__Written instruction__: Extract each line of the data below exactly as written.

__Dataset items__:
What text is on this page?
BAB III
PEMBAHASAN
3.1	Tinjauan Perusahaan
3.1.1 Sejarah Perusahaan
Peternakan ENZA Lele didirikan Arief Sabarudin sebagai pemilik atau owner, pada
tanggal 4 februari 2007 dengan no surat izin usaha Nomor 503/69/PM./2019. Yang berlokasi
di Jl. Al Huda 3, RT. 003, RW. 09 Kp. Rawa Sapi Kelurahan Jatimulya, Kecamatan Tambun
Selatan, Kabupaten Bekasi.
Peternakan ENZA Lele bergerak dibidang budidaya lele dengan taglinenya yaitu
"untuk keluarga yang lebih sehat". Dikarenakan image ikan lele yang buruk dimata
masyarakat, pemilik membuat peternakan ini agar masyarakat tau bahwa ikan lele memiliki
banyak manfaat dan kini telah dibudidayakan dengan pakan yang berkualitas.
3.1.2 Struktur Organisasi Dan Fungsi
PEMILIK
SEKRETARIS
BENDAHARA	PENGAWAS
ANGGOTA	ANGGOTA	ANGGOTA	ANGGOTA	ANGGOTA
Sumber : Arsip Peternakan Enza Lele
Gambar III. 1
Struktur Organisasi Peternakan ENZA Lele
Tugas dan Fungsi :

__Response below__:
What text is on this page?
BAB III
PEMBAHASAN
3.1	Tinjauan Perusahaan
3.1.1 Sejarah Perusahaan
Peternakan ENZA Lele didirikan Arief Sabarudin sebagai pemilik atau owner, pada
tanggal 4 februari 2007 dengan no surat izin usaha Nomor 503/69/PM./2019. Yang berlokasi
di Jl. Al Huda 3, RT. 003, RW. 09 Kp. Rawa Sapi Kelurahan Jatimulya, Kecamatan Tambun
Selatan, Kabupaten Bekasi.
Peternakan ENZA Lele bergerak dibidang budidaya lele dengan taglinenya yaitu
"untuk keluarga yang lebih sehat". Dikarenakan image ikan lele yang buruk dimata
masyarakat, pemilik membuat peternakan ini agar masyarakat tau bahwa ikan lele memiliki
banyak manfaat dan kini telah dibudidayakan dengan pakan yang berkualitas.
3.1.2 Struktur Organisasi Dan Fungsi
PEMILIK
SEKRETARIS
BENDAHARA	PENGAWAS
ANGGOTA	ANGGOTA	ANGGOTA	ANGGOTA	ANGGOTA
Sumber : Arsip Peternakan Enza Lele
Gambar III. 1
Struktur Organisasi Peternakan ENZA Lele
Tugas dan Fungsi :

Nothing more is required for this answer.